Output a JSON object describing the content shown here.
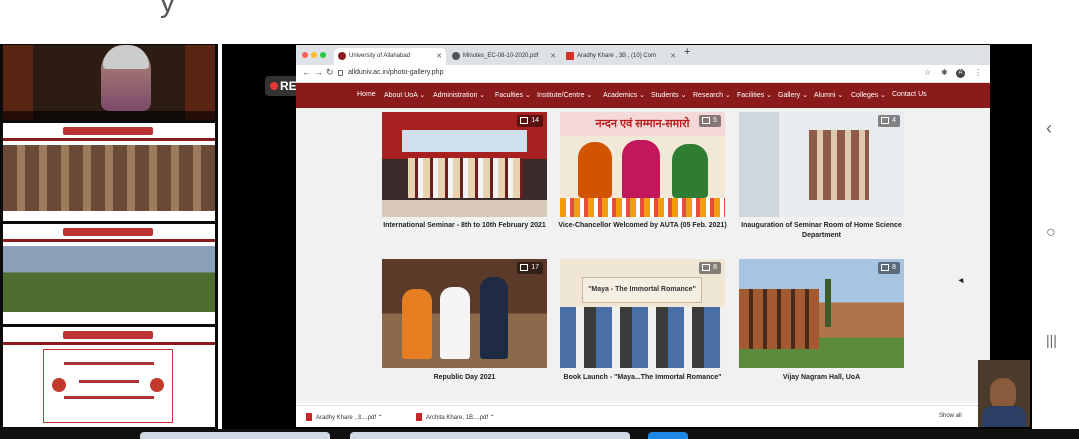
{
  "zoom_controls": {
    "rec_label": "REC"
  },
  "browser": {
    "tabs": [
      {
        "label": "University of Allahabad",
        "active": true
      },
      {
        "label": "Minutes_EC-08-10-2020.pdf",
        "active": false
      },
      {
        "label": "Aradhy Khare , 3B , (10) Com",
        "active": false
      }
    ],
    "new_tab_symbol": "+",
    "url": "allduniv.ac.in/photo-gallery.php",
    "profile_initial": "A"
  },
  "site_nav": {
    "items": [
      "Home",
      "About UoA ⌄",
      "Administration ⌄",
      "Faculties ⌄",
      "Institute/Centre ⌄",
      "Academics ⌄",
      "Students ⌄",
      "Research ⌄",
      "Facilities ⌄",
      "Gallery ⌄",
      "Alumni ⌄",
      "Colleges ⌄",
      "Contact Us"
    ]
  },
  "gallery": [
    {
      "caption": "International Seminar - 8th to 10th February 2021",
      "count": "14"
    },
    {
      "caption": "Vice-Chancellor Welcomed by AUTA (05 Feb. 2021)",
      "count": "5"
    },
    {
      "caption": "Inauguration of Seminar Room of Home Science Department",
      "count": "4"
    },
    {
      "caption": "Republic Day 2021",
      "count": "17"
    },
    {
      "caption": "Book Launch - \"Maya...The Immortal Romance\"",
      "count": "8"
    },
    {
      "caption": "Vijay Nagram Hall, UoA",
      "count": "8"
    }
  ],
  "photo_text": {
    "banner_hindi": "नन्दन एवं सम्मान-समारो",
    "book_banner": "\"Maya - The Immortal Romance\""
  },
  "downloads": {
    "items": [
      "Aradhy Khare , 3....pdf",
      "Archita Khare, 1B....pdf"
    ],
    "show_all": "Show all"
  },
  "colors": {
    "brand": "#8b1a1a",
    "rec_dot": "#e53935"
  }
}
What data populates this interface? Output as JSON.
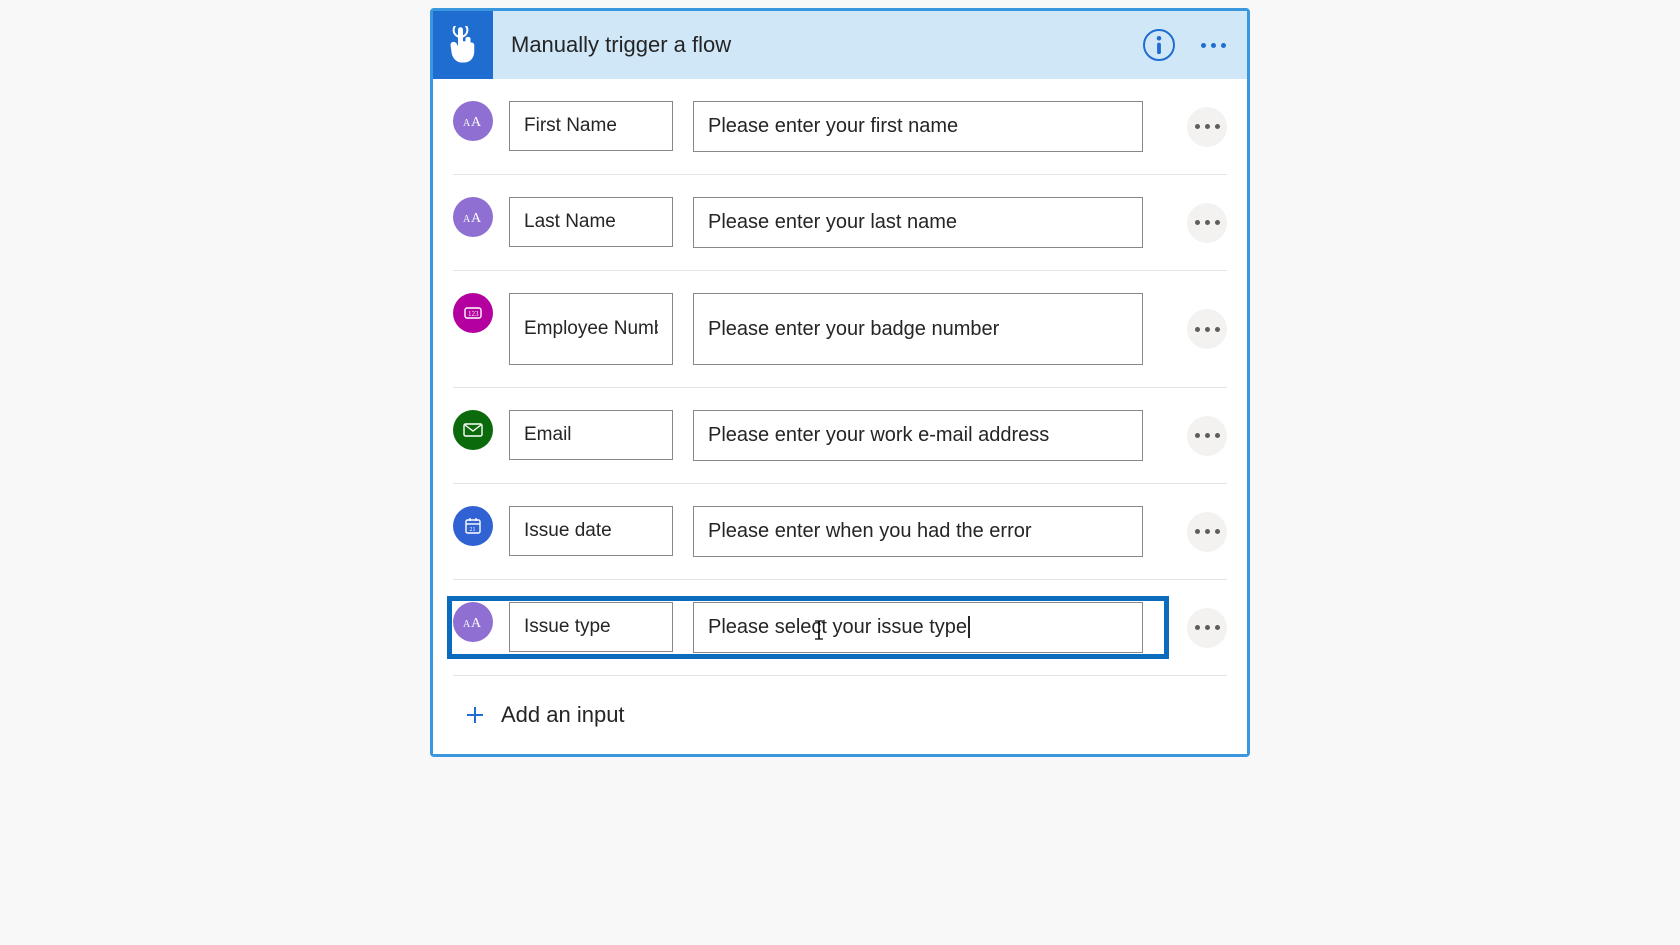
{
  "header": {
    "title": "Manually trigger a flow"
  },
  "inputs": [
    {
      "name": "First Name",
      "desc": "Please enter your first name",
      "type": "text"
    },
    {
      "name": "Last Name",
      "desc": "Please enter your last name",
      "type": "text"
    },
    {
      "name": "Employee Number",
      "desc": "Please enter your badge number",
      "type": "number"
    },
    {
      "name": "Email",
      "desc": "Please enter your work e-mail address",
      "type": "email"
    },
    {
      "name": "Issue date",
      "desc": "Please enter when you had the error",
      "type": "date"
    },
    {
      "name": "Issue type",
      "desc": "Please select your issue type",
      "type": "text",
      "highlighted": true,
      "editing": true
    }
  ],
  "add_label": "Add an input"
}
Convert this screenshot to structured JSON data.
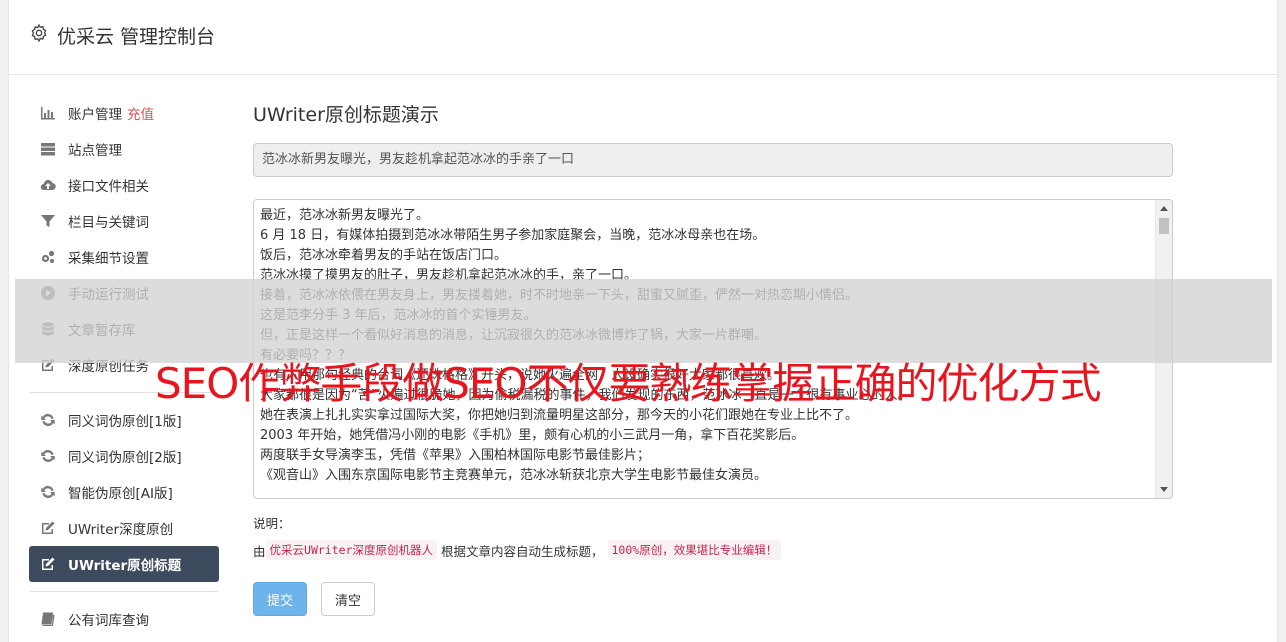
============
### DIRECTIVE
Pick out all the lines with the word "Immortal" in them and copy them.

### THE SOLUTION
      "caption": "Book Launch - \"Maya...The Immortal Romance\"",
    "book_banner": "\"Maya - The Immortal Romance\""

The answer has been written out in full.